▶ _WHAT YOU HAVE TO DO_
In your copy, reproduce the entries exactly as they are, minus the images.

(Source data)
((
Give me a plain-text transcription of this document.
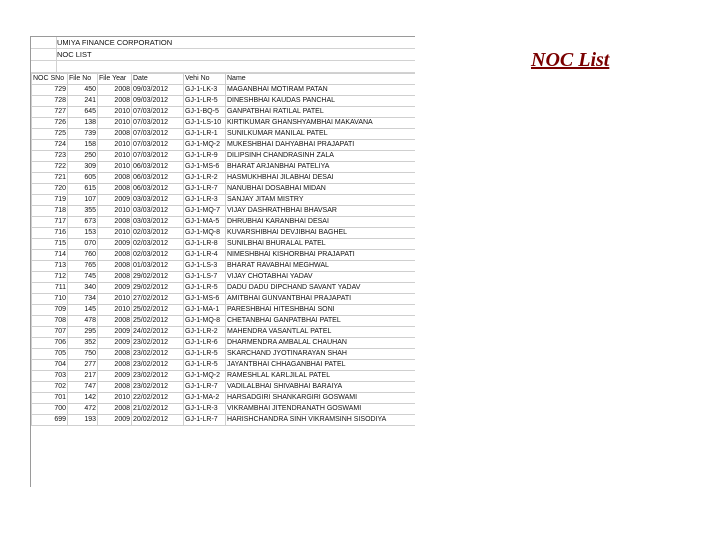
UMIYA FINANCE CORPORATION
NOC LIST
NOC SNo	File No	File Year	Date	Vehi No	Name
729	450	2008	09/03/2012	GJ-1-LK-3	MAGANBHAI MOTIRAM PATAN
728	241	2008	09/03/2012	GJ-1-LR-5	DINESHBHAI KAUDAS PANCHAL
727	645	2010	07/03/2012	GJ-1-BQ-5	GANPATBHAI RATILAL PATEL
726	138	2010	07/03/2012	GJ-1-LS-10	KIRTIKUMAR GHANSHYAMBHAI MAKAVANA
725	739	2008	07/03/2012	GJ-1-LR-1	SUNILKUMAR MANILAL PATEL
724	158	2010	07/03/2012	GJ-1-MQ-2	MUKESHBHAI DAHYABHAI PRAJAPATI
723	250	2010	07/03/2012	GJ-1-LR-9	DILIPSINH CHANDRASINH ZALA
722	309	2010	06/03/2012	GJ-1-MS-6	BHARAT ARJANBHAI PATELIYA
721	605	2008	06/03/2012	GJ-1-LR-2	HASMUKHBHAI JILABHAI DESAI
720	615	2008	06/03/2012	GJ-1-LR-7	NANUBHAI DOSABHAI MIDAN
719	107	2009	03/03/2012	GJ-1-LR-3	SANJAY JITAM MISTRY
718	355	2010	03/03/2012	GJ-1-MQ-7	VIJAY DASHRATHBHAI BHAVSAR
717	673	2008	03/03/2012	GJ-1-MA-5	DHRUBHAI KARANBHAI DESAI
716	153	2010	02/03/2012	GJ-1-MQ-8	KUVARSHIBHAI DEVJIBHAI BAGHEL
715	070	2009	02/03/2012	GJ-1-LR-8	SUNILBHAI BHURALAL PATEL
714	760	2008	02/03/2012	GJ-1-LR-4	NIMESHBHAI KISHORBHAI PRAJAPATI
713	765	2008	01/03/2012	GJ-1-LS-3	BHARAT RAVABHAI MEGHWAL
712	745	2008	29/02/2012	GJ-1-LS-7	VIJAY CHOTABHAI YADAV
711	340	2009	29/02/2012	GJ-1-LR-5	DADU DADU DIPCHAND SAVANT YADAV
710	734	2010	27/02/2012	GJ-1-MS-6	AMITBHAI GUNVANTBHAI PRAJAPATI
709	145	2010	25/02/2012	GJ-1-MA-1	PARESHBHAI HITESHBHAI SONI
708	478	2008	25/02/2012	GJ-1-MQ-8	CHETANBHAI GANPATBHAI PATEL
707	295	2009	24/02/2012	GJ-1-LR-2	MAHENDRA VASANTLAL PATEL
706	352	2009	23/02/2012	GJ-1-LR-6	DHARMENDRA AMBALAL CHAUHAN
705	750	2008	23/02/2012	GJ-1-LR-5	SKARCHAND JYOTINARAYAN SHAH
704	277	2008	23/02/2012	GJ-1-LR-5	JAYANTBHAI CHHAGANBHAI PATEL
703	217	2009	23/02/2012	GJ-1-MQ-2	RAMESHLAL KARLJILAL PATEL
702	747	2008	23/02/2012	GJ-1-LR-7	VADILALBHAI SHIVABHAI BARAIYA
701	142	2010	22/02/2012	GJ-1-MA-2	HARSADGIRI SHANKARGIRI GOSWAMI
700	472	2008	21/02/2012	GJ-1-LR-3	VIKRAMBHAI JITENDRANATH GOSWAMI
699	193	2009	20/02/2012	GJ-1-LR-7	HARISHCHANDRA SINH VIKRAMSINH SISODIYA
NOC List
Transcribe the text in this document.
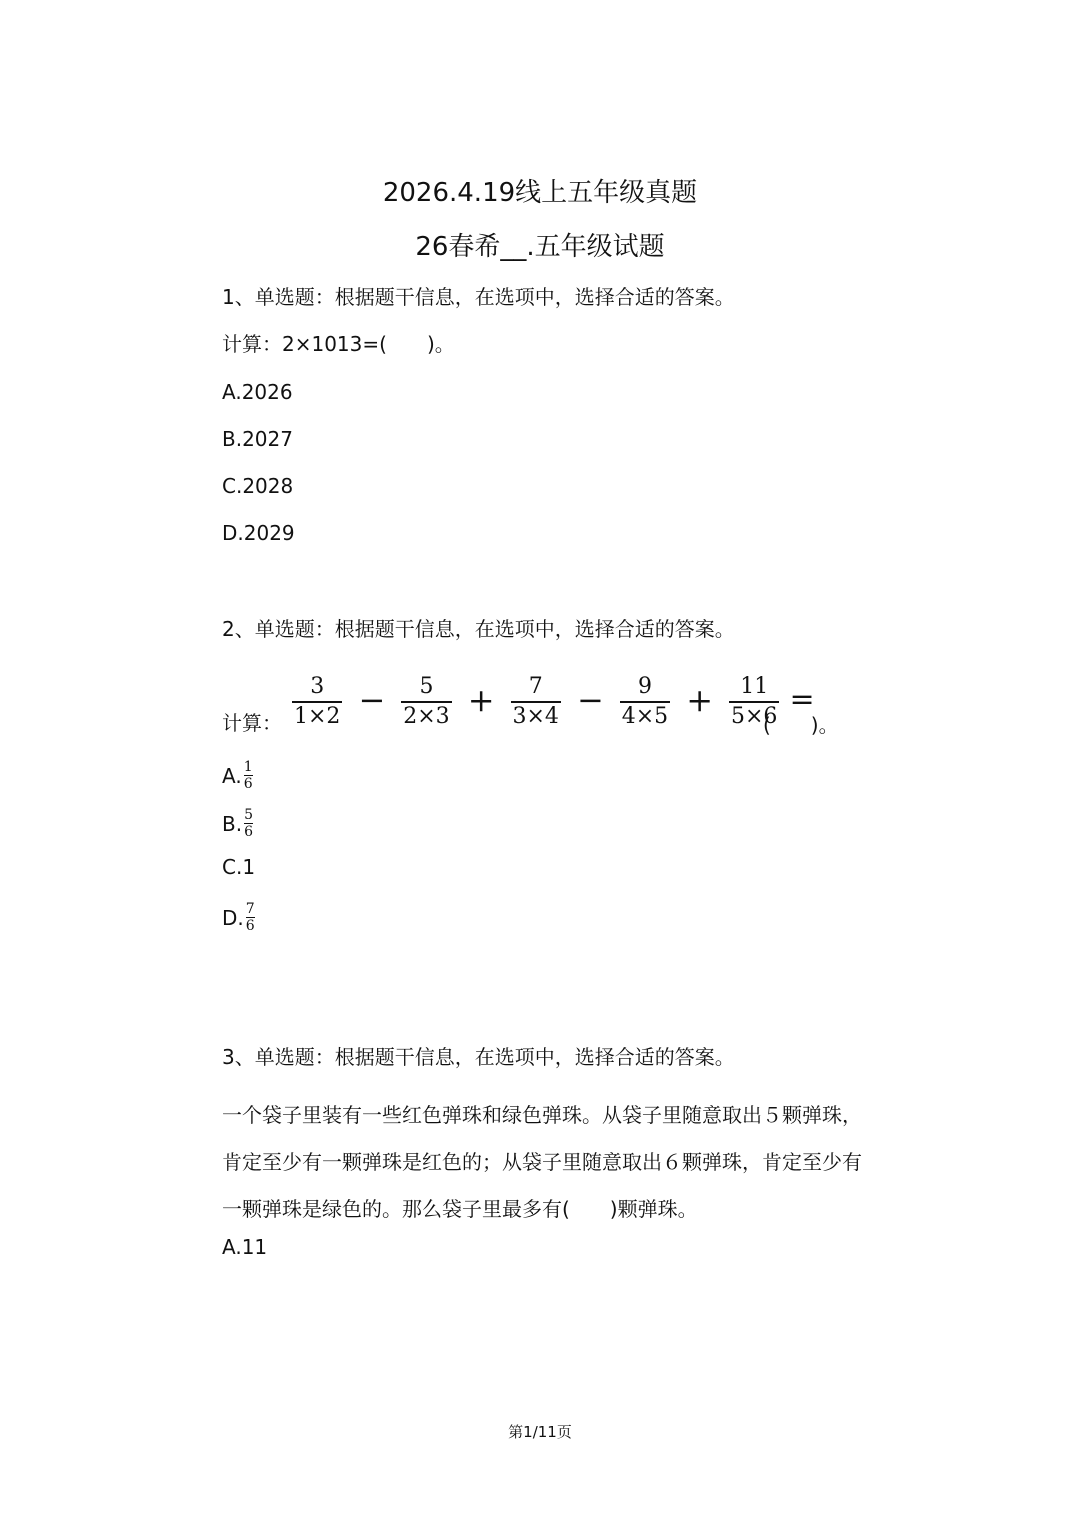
2026.4.19线上五年级真题
26春希__.五年级试题
1、单选题：根据题干信息，在选项中，选择合适的答案。
计算：2×1013=(　　)。
A.2026
B.2027
C.2028
D.2029
2、单选题：根据题干信息，在选项中，选择合适的答案。
计算： $\frac{3}{1\times 2} - \frac{5}{2\times 3} + \frac{7}{3\times 4} - \frac{9}{4\times 5} + \frac{11}{5\times 6}$ =
(　　)。
A. $\frac{1}{6}$
B. $\frac{5}{6}$
C.1
D. $\frac{7}{6}$
3、单选题：根据题干信息，在选项中，选择合适的答案。
一个袋子里装有一些红色弹珠和绿色弹珠。从袋子里随意取出５颗弹珠，肯定至少有一颗弹珠是红色的；从袋子里随意取出６颗弹珠，肯定至少有一颗弹珠是绿色的。那么袋子里最多有(　　)颗弹珠。
A.11
第1/11页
))
▶ _EXERCISE RESPONSE_
Give me a plain-text transcription of this document.
UMIYA FINANCE CORPORATION
NOC LIST
NOC SNo	File No	File Year	Date	Vehi No	Name
729	450	2008	09/03/2012	GJ-1-LK-3	MAGANBHAI MOTIRAM PATAN
728	241	2008	09/03/2012	GJ-1-LR-5	DINESHBHAI KAUDAS PANCHAL
727	645	2010	07/03/2012	GJ-1-BQ-5	GANPATBHAI RATILAL PATEL
726	138	2010	07/03/2012	GJ-1-LS-10	KIRTIKUMAR GHANSHYAMBHAI MAKAVANA
725	739	2008	07/03/2012	GJ-1-LR-1	SUNILKUMAR MANILAL PATEL
724	158	2010	07/03/2012	GJ-1-MQ-2	MUKESHBHAI DAHYABHAI PRAJAPATI
723	250	2010	07/03/2012	GJ-1-LR-9	DILIPSINH CHANDRASINH ZALA
722	309	2010	06/03/2012	GJ-1-MS-6	BHARAT ARJANBHAI PATELIYA
721	605	2008	06/03/2012	GJ-1-LR-2	HASMUKHBHAI JILABHAI DESAI
720	615	2008	06/03/2012	GJ-1-LR-7	NANUBHAI DOSABHAI MIDAN
719	107	2009	03/03/2012	GJ-1-LR-3	SANJAY JITAM MISTRY
718	355	2010	03/03/2012	GJ-1-MQ-7	VIJAY DASHRATHBHAI BHAVSAR
717	673	2008	03/03/2012	GJ-1-MA-5	DHRUBHAI KARANBHAI DESAI
716	153	2010	02/03/2012	GJ-1-MQ-8	KUVARSHIBHAI DEVJIBHAI BAGHEL
715	070	2009	02/03/2012	GJ-1-LR-8	SUNILBHAI BHURALAL PATEL
714	760	2008	02/03/2012	GJ-1-LR-4	NIMESHBHAI KISHORBHAI PRAJAPATI
713	765	2008	01/03/2012	GJ-1-LS-3	BHARAT RAVABHAI MEGHWAL
712	745	2008	29/02/2012	GJ-1-LS-7	VIJAY CHOTABHAI YADAV
711	340	2009	29/02/2012	GJ-1-LR-5	DADU DADU DIPCHAND SAVANT YADAV
710	734	2010	27/02/2012	GJ-1-MS-6	AMITBHAI GUNVANTBHAI PRAJAPATI
709	145	2010	25/02/2012	GJ-1-MA-1	PARESHBHAI HITESHBHAI SONI
708	478	2008	25/02/2012	GJ-1-MQ-8	CHETANBHAI GANPATBHAI PATEL
707	295	2009	24/02/2012	GJ-1-LR-2	MAHENDRA VASANTLAL PATEL
706	352	2009	23/02/2012	GJ-1-LR-6	DHARMENDRA AMBALAL CHAUHAN
705	750	2008	23/02/2012	GJ-1-LR-5	SKARCHAND JYOTINARAYAN SHAH
704	277	2008	23/02/2012	GJ-1-LR-5	JAYANTBHAI CHHAGANBHAI PATEL
703	217	2009	23/02/2012	GJ-1-MQ-2	RAMESHLAL KARLJILAL PATEL
702	747	2008	23/02/2012	GJ-1-LR-7	VADILALBHAI SHIVABHAI BARAIYA
701	142	2010	22/02/2012	GJ-1-MA-2	HARSADGIRI SHANKARGIRI GOSWAMI
700	472	2008	21/02/2012	GJ-1-LR-3	VIKRAMBHAI JITENDRANATH GOSWAMI
699	193	2009	20/02/2012	GJ-1-LR-7	HARISHCHANDRA SINH VIKRAMSINH SISODIYA
NOC List
Transcribe the text in this document.
2026.4.19线上五年级真题
26春希__.五年级试题
1、单选题：根据题干信息，在选项中，选择合适的答案。
计算：2×1013=(　　)。
A.2026
B.2027
C.2028
D.2029
2、单选题：根据题干信息，在选项中，选择合适的答案。
计算： $\frac{3}{1\times 2} - \frac{5}{2\times 3} + \frac{7}{3\times 4} - \frac{9}{4\times 5} + \frac{11}{5\times 6}$ =
(　　)。
A. $\frac{1}{6}$
B. $\frac{5}{6}$
C.1
D. $\frac{7}{6}$
3、单选题：根据题干信息，在选项中，选择合适的答案。
一个袋子里装有一些红色弹珠和绿色弹珠。从袋子里随意取出５颗弹珠，肯定至少有一颗弹珠是红色的；从袋子里随意取出６颗弹珠，肯定至少有一颗弹珠是绿色的。那么袋子里最多有(　　)颗弹珠。
A.11
第1/11页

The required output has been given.